Given task —
Copy the records below exactly, starting at the line that contains "Extract the chart's" and ending at the line that contains "Parse this chart: output"; leave out any pictures.

Extracts from a graphics dataset —
○ ○ ○ ○
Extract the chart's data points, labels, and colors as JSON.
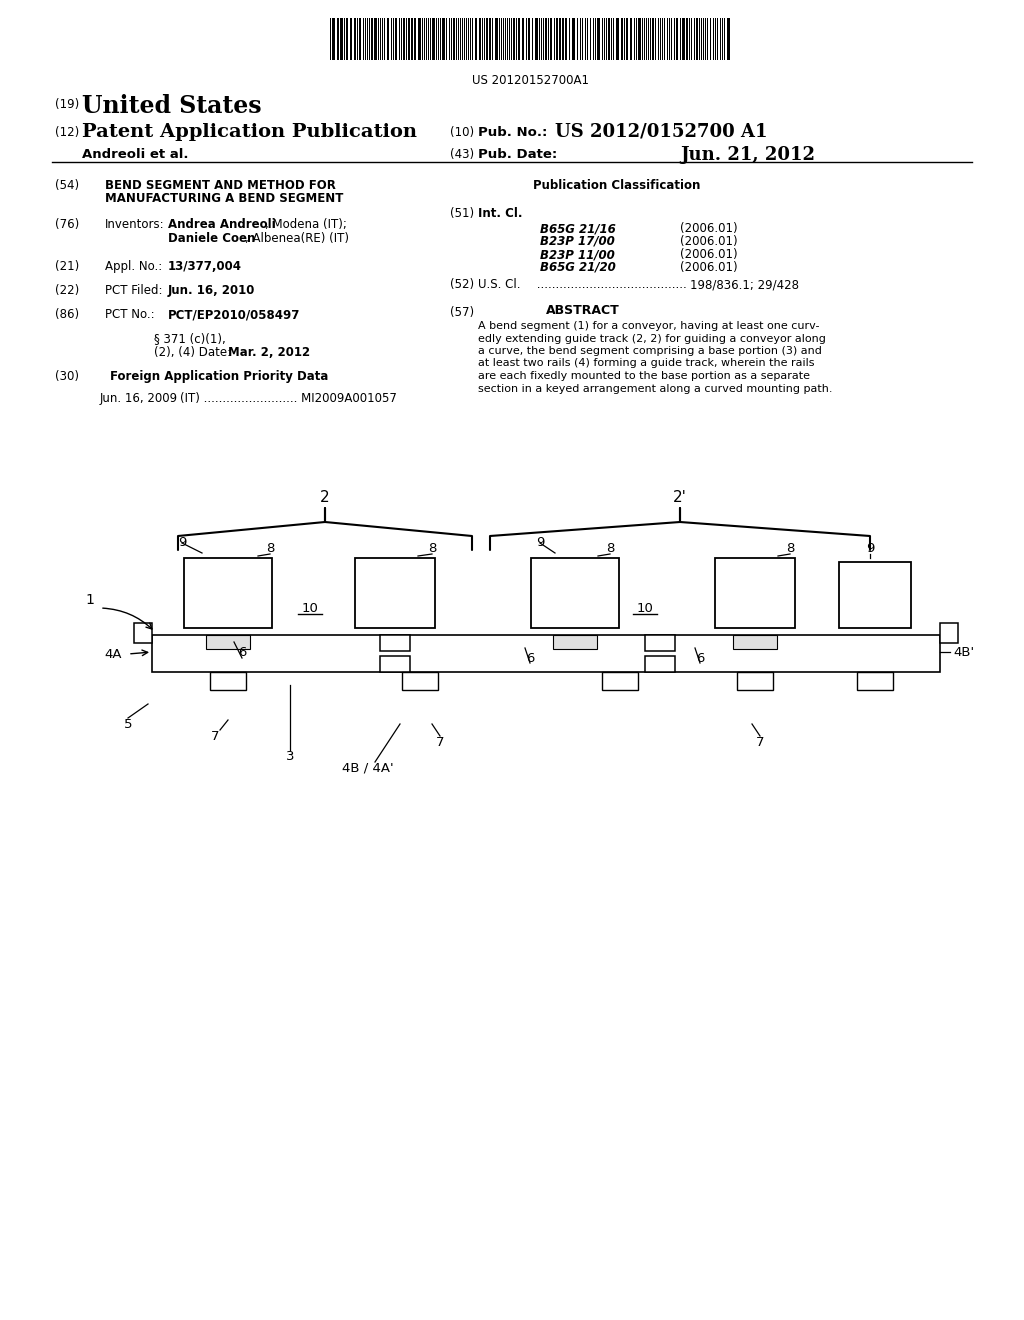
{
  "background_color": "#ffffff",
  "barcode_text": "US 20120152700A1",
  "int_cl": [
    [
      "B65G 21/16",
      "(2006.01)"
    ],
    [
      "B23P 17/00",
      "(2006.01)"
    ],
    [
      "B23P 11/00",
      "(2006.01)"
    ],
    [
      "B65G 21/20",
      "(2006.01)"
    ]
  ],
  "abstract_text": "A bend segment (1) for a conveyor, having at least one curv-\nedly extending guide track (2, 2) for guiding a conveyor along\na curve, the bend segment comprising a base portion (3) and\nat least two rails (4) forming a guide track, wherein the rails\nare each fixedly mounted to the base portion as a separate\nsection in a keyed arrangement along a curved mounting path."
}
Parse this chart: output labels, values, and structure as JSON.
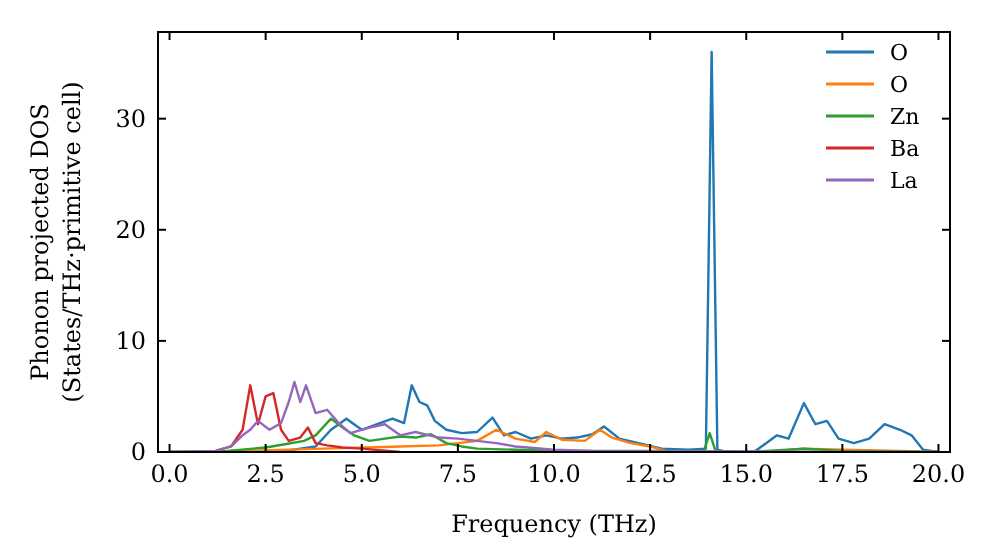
○ ○ ○ ○
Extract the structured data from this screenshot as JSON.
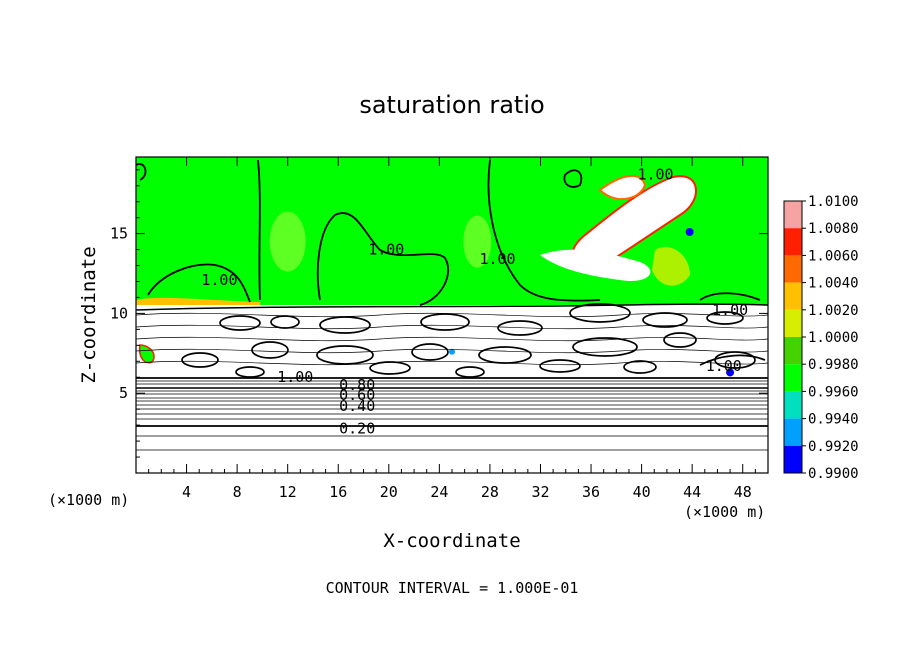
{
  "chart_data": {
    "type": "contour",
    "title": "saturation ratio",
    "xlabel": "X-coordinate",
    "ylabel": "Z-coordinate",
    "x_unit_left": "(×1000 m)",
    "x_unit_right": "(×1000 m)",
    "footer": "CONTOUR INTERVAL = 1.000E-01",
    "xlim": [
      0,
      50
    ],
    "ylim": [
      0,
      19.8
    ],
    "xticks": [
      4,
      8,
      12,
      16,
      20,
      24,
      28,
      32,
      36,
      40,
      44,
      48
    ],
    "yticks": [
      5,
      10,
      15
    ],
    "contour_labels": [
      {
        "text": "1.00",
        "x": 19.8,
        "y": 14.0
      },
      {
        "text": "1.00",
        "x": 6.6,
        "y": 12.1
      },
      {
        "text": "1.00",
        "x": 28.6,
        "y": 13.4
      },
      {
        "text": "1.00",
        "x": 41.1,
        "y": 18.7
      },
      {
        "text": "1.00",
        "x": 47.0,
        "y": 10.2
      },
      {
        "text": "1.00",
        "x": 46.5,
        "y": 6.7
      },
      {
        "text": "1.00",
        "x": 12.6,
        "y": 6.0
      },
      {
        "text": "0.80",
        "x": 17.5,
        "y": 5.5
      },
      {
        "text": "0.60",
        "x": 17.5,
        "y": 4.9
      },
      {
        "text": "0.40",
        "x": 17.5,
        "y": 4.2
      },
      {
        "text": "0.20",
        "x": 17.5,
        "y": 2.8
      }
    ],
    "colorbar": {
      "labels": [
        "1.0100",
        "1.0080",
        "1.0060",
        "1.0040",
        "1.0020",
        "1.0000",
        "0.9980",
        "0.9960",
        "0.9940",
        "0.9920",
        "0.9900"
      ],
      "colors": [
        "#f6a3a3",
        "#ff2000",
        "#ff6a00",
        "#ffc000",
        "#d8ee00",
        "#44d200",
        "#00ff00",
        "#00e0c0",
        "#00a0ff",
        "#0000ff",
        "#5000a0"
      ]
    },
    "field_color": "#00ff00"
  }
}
○ ○ ○ ○
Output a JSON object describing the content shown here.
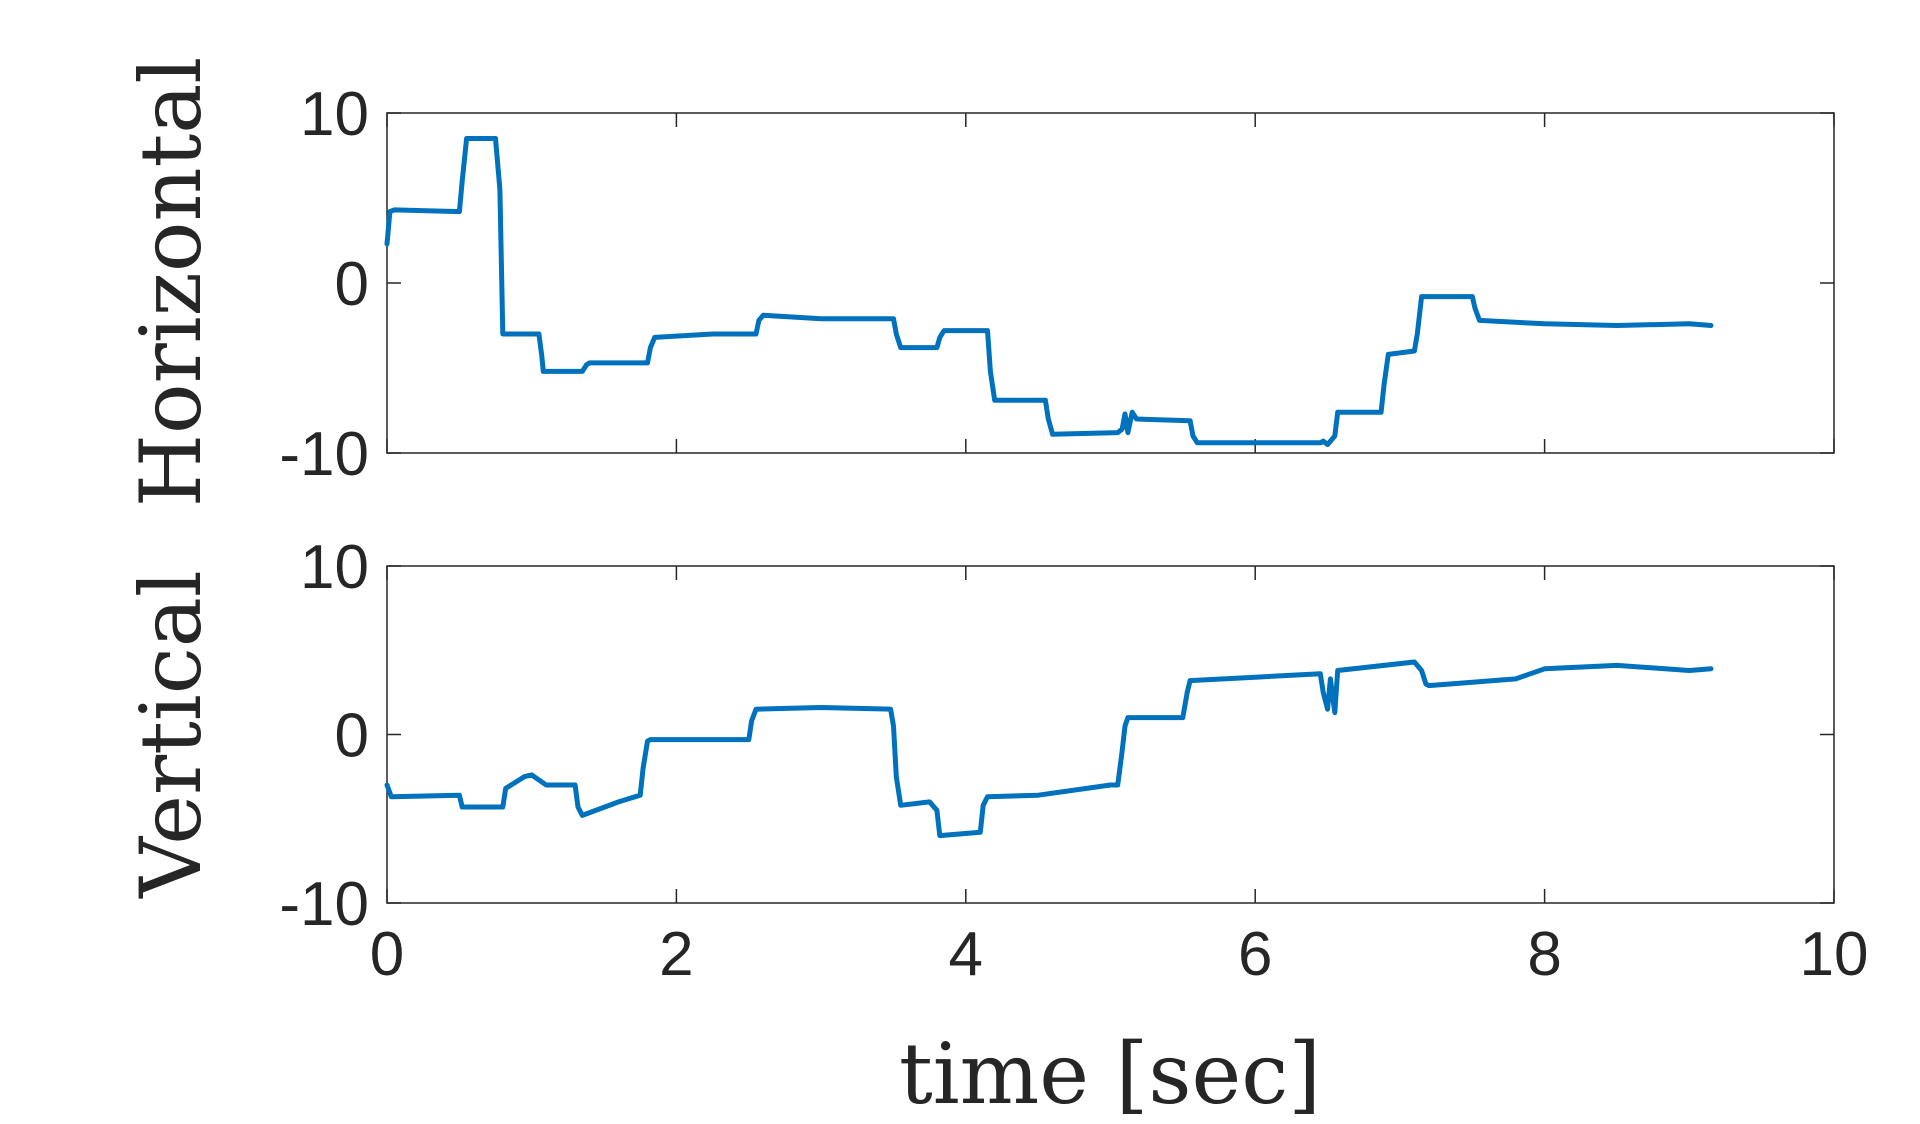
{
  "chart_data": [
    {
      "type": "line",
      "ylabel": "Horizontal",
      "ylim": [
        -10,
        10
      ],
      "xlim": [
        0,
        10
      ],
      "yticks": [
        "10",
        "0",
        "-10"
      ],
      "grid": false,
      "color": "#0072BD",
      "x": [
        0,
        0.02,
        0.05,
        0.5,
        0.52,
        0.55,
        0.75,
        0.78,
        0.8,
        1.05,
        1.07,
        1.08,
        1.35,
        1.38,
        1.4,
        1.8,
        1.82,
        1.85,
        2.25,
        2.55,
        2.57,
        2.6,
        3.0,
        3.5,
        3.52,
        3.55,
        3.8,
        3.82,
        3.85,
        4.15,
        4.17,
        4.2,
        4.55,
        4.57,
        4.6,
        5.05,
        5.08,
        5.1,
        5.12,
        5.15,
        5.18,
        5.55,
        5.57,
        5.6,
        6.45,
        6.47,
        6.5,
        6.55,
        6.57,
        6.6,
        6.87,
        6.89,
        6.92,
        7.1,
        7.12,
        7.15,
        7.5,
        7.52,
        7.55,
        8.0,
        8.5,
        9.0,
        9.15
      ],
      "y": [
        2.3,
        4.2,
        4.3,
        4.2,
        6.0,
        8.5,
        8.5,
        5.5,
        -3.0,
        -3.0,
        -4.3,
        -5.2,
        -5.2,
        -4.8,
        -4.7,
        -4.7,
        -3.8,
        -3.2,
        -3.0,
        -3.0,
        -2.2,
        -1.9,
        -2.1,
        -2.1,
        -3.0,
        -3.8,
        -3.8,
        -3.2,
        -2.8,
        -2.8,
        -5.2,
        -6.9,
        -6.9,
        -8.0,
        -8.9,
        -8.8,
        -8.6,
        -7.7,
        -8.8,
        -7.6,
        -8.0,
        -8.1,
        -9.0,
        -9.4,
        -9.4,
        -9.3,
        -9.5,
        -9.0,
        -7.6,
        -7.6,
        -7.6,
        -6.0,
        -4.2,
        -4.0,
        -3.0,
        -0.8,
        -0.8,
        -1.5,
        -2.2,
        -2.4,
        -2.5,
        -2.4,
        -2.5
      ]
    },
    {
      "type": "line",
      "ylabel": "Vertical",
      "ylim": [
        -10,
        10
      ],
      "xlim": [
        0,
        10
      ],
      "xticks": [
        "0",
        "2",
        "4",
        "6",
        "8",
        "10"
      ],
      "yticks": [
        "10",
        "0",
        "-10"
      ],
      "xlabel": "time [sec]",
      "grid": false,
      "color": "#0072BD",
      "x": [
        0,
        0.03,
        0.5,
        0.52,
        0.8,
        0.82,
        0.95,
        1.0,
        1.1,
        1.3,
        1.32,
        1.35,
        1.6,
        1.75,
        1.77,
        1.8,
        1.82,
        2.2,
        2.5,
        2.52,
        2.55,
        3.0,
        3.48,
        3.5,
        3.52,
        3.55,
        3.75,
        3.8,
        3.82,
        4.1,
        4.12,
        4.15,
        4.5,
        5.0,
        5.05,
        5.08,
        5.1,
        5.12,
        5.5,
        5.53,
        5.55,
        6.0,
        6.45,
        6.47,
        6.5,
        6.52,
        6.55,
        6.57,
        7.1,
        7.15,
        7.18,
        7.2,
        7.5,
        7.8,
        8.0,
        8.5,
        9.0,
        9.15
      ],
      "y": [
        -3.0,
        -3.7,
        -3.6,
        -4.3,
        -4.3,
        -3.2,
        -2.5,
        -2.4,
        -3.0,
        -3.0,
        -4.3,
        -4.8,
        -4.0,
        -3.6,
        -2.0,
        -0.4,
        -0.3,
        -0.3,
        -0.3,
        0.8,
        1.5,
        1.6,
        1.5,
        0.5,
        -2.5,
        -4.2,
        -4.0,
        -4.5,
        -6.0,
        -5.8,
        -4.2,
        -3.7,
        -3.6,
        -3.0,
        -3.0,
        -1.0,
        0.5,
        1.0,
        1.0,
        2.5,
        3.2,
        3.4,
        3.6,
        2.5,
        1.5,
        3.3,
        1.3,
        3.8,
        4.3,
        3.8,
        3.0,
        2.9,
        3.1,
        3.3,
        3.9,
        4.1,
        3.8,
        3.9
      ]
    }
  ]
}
○ ○ ○ ○
Task answer —
Extract the chart's data points, labels, and colors as JSON.
{
  "background_color": "#ffffff",
  "barcode_text": "US 20120152700A1",
  "int_cl": [
    [
      "B65G 21/16",
      "(2006.01)"
    ],
    [
      "B23P 17/00",
      "(2006.01)"
    ],
    [
      "B23P 11/00",
      "(2006.01)"
    ],
    [
      "B65G 21/20",
      "(2006.01)"
    ]
  ],
  "abstract_text": "A bend segment (1) for a conveyor, having at least one curv-\nedly extending guide track (2, 2) for guiding a conveyor along\na curve, the bend segment comprising a base portion (3) and\nat least two rails (4) forming a guide track, wherein the rails\nare each fixedly mounted to the base portion as a separate\nsection in a keyed arrangement along a curved mounting path."
}
Parse this chart: output labels, values, and structure as JSON.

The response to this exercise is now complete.